# START OF Provided records

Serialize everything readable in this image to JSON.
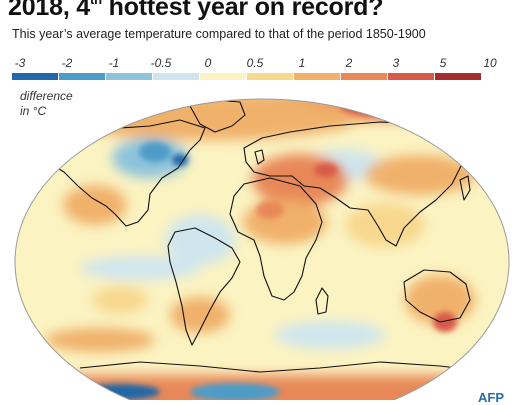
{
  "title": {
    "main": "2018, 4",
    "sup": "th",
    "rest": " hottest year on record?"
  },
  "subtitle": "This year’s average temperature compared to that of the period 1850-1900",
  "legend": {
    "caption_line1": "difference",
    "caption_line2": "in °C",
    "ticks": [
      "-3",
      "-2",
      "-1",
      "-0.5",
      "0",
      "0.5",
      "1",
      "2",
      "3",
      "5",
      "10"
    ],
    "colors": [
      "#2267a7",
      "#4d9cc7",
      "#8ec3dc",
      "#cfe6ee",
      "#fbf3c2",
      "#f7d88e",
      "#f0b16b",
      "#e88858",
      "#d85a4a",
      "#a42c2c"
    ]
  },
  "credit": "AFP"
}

# END OF Provided records
# START OF Provided records

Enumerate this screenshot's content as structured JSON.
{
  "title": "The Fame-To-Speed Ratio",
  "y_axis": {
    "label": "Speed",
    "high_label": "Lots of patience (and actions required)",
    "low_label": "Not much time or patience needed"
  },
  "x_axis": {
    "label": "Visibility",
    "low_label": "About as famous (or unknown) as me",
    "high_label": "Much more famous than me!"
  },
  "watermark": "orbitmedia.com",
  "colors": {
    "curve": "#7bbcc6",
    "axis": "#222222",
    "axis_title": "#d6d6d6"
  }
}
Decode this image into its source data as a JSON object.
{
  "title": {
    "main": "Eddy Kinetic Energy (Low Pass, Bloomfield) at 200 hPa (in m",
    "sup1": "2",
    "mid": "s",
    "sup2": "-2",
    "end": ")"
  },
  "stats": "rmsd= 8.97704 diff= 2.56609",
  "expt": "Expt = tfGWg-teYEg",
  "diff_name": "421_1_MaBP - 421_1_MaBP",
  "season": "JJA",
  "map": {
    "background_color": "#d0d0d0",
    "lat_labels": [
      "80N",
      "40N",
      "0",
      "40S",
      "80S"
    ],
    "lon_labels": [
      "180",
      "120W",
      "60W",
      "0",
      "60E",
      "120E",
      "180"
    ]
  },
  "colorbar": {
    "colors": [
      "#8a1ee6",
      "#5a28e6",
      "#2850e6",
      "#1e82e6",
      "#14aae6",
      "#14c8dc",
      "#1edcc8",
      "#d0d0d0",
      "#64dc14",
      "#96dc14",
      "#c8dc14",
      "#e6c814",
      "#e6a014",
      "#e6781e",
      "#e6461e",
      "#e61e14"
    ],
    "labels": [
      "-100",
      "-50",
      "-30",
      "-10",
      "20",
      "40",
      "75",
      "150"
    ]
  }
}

# END OF Provided records
# START OF Provided records

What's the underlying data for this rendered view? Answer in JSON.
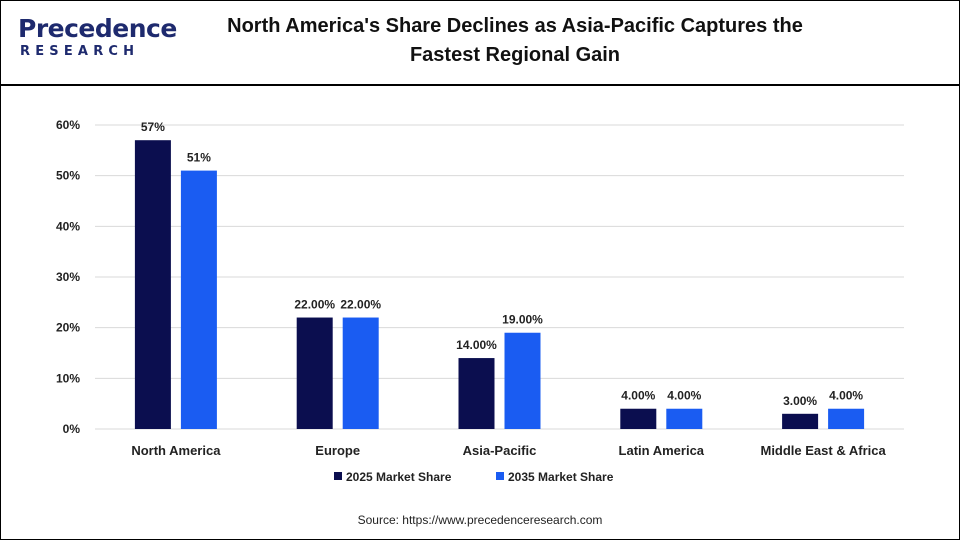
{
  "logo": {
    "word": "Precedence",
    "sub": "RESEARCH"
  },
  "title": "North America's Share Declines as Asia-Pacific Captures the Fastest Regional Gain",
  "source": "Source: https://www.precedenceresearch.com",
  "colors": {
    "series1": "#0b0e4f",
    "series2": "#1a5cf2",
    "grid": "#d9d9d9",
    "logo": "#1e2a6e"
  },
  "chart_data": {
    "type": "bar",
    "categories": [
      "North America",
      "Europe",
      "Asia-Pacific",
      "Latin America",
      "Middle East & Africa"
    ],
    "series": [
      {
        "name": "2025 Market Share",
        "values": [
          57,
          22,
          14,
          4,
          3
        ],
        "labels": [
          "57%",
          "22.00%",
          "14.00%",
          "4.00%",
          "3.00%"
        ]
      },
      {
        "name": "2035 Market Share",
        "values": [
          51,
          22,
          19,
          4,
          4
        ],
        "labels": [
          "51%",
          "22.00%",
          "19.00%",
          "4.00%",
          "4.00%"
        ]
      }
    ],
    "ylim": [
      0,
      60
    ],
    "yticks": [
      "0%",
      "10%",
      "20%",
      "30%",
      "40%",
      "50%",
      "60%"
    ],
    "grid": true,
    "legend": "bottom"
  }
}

# END OF Provided records

▸ **The task**
Gather each line holding the string "Speed".

▸ **Result below**
  "title": "The Fame-To-Speed Ratio",
    "label": "Speed",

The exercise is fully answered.